— Exercise —
Write out the data again in full, exactly as it reads.

— Data for processing —
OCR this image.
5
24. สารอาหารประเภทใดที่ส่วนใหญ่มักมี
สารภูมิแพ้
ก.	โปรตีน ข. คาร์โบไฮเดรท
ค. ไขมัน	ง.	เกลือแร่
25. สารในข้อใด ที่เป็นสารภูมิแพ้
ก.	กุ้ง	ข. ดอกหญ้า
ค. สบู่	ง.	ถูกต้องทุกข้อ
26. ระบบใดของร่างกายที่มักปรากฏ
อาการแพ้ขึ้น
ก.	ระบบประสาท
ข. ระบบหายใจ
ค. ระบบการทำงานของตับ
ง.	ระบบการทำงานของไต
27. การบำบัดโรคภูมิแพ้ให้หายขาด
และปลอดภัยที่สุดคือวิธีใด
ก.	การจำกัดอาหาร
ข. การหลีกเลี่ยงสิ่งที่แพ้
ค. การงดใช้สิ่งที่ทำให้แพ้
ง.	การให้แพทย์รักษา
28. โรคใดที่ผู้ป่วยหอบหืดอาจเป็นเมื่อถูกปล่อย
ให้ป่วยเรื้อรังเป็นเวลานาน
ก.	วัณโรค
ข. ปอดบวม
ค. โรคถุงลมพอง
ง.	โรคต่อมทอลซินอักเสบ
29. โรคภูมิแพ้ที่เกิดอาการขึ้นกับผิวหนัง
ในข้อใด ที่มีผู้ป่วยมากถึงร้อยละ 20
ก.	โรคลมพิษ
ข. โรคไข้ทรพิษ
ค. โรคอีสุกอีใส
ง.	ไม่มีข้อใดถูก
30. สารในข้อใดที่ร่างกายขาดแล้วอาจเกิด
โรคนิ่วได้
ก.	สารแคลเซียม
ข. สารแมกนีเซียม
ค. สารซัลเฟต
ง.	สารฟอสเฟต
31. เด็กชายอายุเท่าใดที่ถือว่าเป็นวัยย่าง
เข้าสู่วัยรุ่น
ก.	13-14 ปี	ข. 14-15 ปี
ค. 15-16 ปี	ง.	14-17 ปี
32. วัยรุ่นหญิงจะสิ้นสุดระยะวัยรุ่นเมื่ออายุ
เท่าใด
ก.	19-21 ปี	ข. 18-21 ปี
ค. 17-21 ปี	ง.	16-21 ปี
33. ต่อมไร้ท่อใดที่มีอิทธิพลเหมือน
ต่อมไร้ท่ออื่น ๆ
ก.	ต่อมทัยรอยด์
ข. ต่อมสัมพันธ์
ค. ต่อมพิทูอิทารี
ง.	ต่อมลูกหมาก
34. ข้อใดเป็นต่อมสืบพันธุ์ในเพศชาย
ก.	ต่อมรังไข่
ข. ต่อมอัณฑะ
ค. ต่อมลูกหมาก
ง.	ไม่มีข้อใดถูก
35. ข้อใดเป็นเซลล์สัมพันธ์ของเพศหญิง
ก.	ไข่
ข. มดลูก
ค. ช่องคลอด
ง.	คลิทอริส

— Solution to the exercise —
OCR this image.
5
24. สารอาหารประเภทใดที่ส่วนใหญ่มักมี
สารภูมิแพ้
ก.	โปรตีน ข. คาร์โบไฮเดรท
ค. ไขมัน	ง.	เกลือแร่
25. สารในข้อใด ที่เป็นสารภูมิแพ้
ก.	กุ้ง	ข. ดอกหญ้า
ค. สบู่	ง.	ถูกต้องทุกข้อ
26. ระบบใดของร่างกายที่มักปรากฏ
อาการแพ้ขึ้น
ก.	ระบบประสาท
ข. ระบบหายใจ
ค. ระบบการทำงานของตับ
ง.	ระบบการทำงานของไต
27. การบำบัดโรคภูมิแพ้ให้หายขาด
และปลอดภัยที่สุดคือวิธีใด
ก.	การจำกัดอาหาร
ข. การหลีกเลี่ยงสิ่งที่แพ้
ค. การงดใช้สิ่งที่ทำให้แพ้
ง.	การให้แพทย์รักษา
28. โรคใดที่ผู้ป่วยหอบหืดอาจเป็นเมื่อถูกปล่อย
ให้ป่วยเรื้อรังเป็นเวลานาน
ก.	วัณโรค
ข. ปอดบวม
ค. โรคถุงลมพอง
ง.	โรคต่อมทอลซินอักเสบ
29. โรคภูมิแพ้ที่เกิดอาการขึ้นกับผิวหนัง
ในข้อใด ที่มีผู้ป่วยมากถึงร้อยละ 20
ก.	โรคลมพิษ
ข. โรคไข้ทรพิษ
ค. โรคอีสุกอีใส
ง.	ไม่มีข้อใดถูก
30. สารในข้อใดที่ร่างกายขาดแล้วอาจเกิด
โรคนิ่วได้
ก.	สารแคลเซียม
ข. สารแมกนีเซียม
ค. สารซัลเฟต
ง.	สารฟอสเฟต
31. เด็กชายอายุเท่าใดที่ถือว่าเป็นวัยย่าง
เข้าสู่วัยรุ่น
ก.	13-14 ปี	ข. 14-15 ปี
ค. 15-16 ปี	ง.	14-17 ปี
32. วัยรุ่นหญิงจะสิ้นสุดระยะวัยรุ่นเมื่ออายุ
เท่าใด
ก.	19-21 ปี	ข. 18-21 ปี
ค. 17-21 ปี	ง.	16-21 ปี
33. ต่อมไร้ท่อใดที่มีอิทธิพลเหมือน
ต่อมไร้ท่ออื่น ๆ
ก.	ต่อมทัยรอยด์
ข. ต่อมสัมพันธ์
ค. ต่อมพิทูอิทารี
ง.	ต่อมลูกหมาก
34. ข้อใดเป็นต่อมสืบพันธุ์ในเพศชาย
ก.	ต่อมรังไข่
ข. ต่อมอัณฑะ
ค. ต่อมลูกหมาก
ง.	ไม่มีข้อใดถูก
35. ข้อใดเป็นเซลล์สัมพันธ์ของเพศหญิง
ก.	ไข่
ข. มดลูก
ค. ช่องคลอด
ง.	คลิทอริส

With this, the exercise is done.